(Saved data entries)
□ □ □
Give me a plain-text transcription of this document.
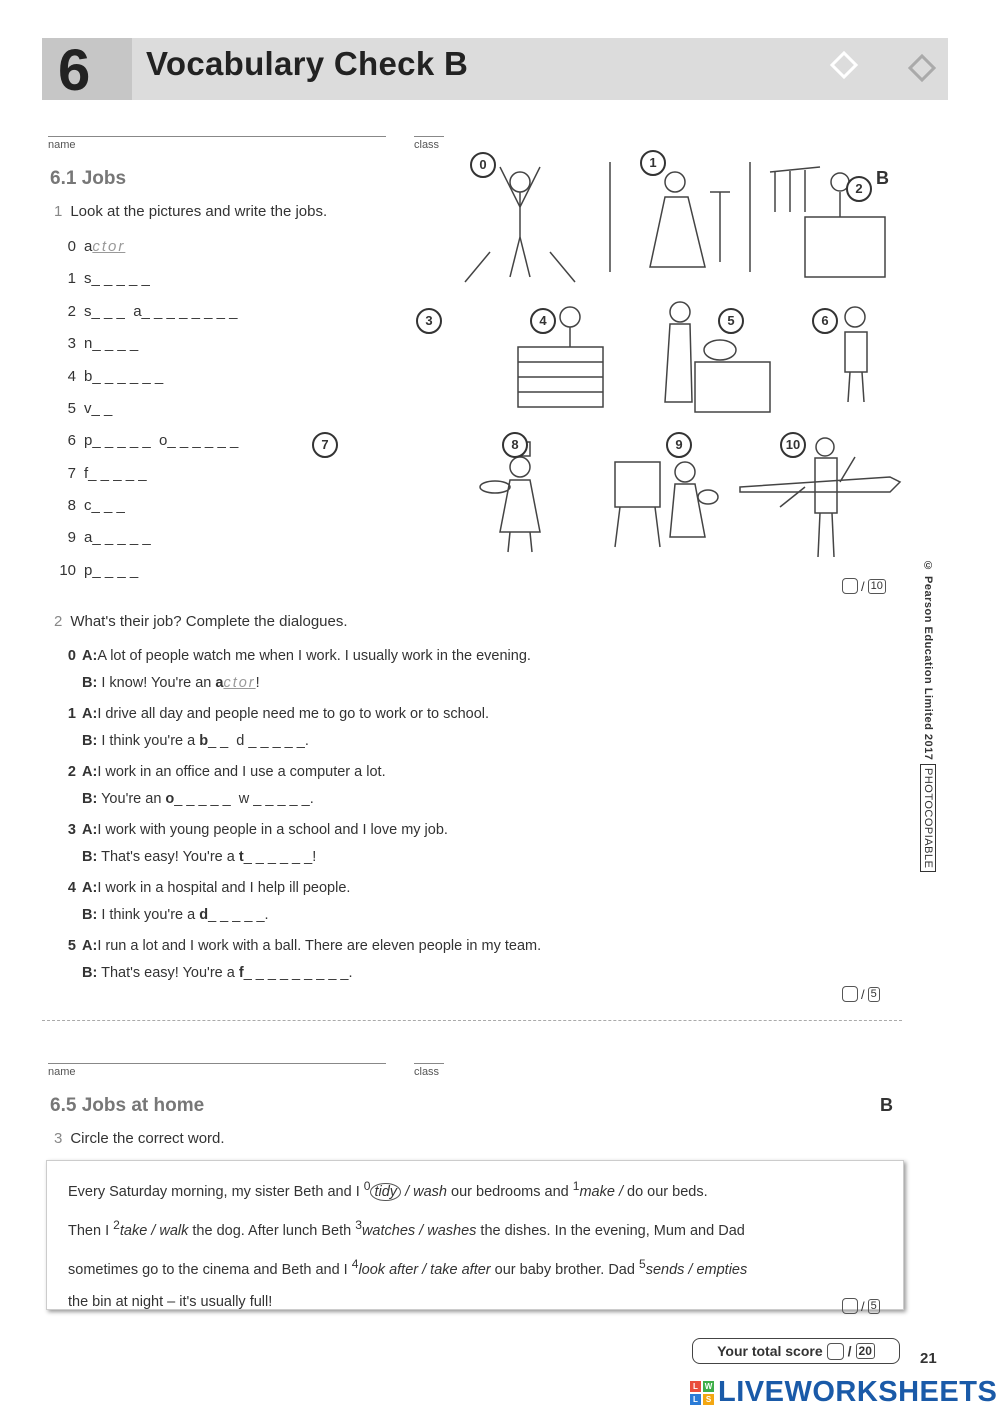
6 Vocabulary Check B
name	class
6.1 Jobs	B
1 Look at the pictures and write the jobs.
0 actor
1 s_ _ _ _ _
2 s_ _ _  a_ _ _ _ _ _ _ _
3 n_ _ _ _
4 b_ _ _ _ _ _
5 v_ _
6 p_ _ _ _ _  o_ _ _ _ _ _
7 f_ _ _ _ _
8 c_ _ _
9 a_ _ _ _ _
10 p_ _ _ _
0	1
2
3	4	5	6
7	8	9	10
/ 10
2 What's their job? Complete the dialogues.
0 A:A lot of people watch me when I work. I usually work in the evening.
B: I know! You're an actor!
1 A:I drive all day and people need me to go to work or to school.
B: I think you're a b_ _  d _ _ _ _ _.
2 A:I work in an office and I use a computer a lot.
B: You're an o_ _ _ _ _  w _ _ _ _ _.
3 A:I work with young people in a school and I love my job.
B: That's easy! You're a t_ _ _ _ _ _!
4 A:I work in a hospital and I help ill people.
B: I think you're a d_ _ _ _ _.
5 A:I run a lot and I work with a ball. There are eleven people in my team.
B: That's easy! You're a f_ _ _ _ _ _ _ _ _.
/ 5
© Pearson Education Limited 2017 PHOTOCOPIABLE
name	class
6.5 Jobs at home	B
3 Circle the correct word.
Every Saturday morning, my sister Beth and I $^0$ tidy / wash our bedrooms and $^1$make / do our beds.
Then I $^2$take / walk the dog. After lunch Beth $^3$watches / washes the dishes. In the evening, Mum and Dad
sometimes go to the cinema and Beth and I $^4$look after / take after our baby brother. Dad $^5$sends / empties
the bin at night – it's usually full!	/ 5
Your total score / 20	21
L W
L S LIVEWORKSHEETS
□ □ □
Goal. Find how many lines in the records contain the string "Beth", then give the number alone.

Solution for this problem. 3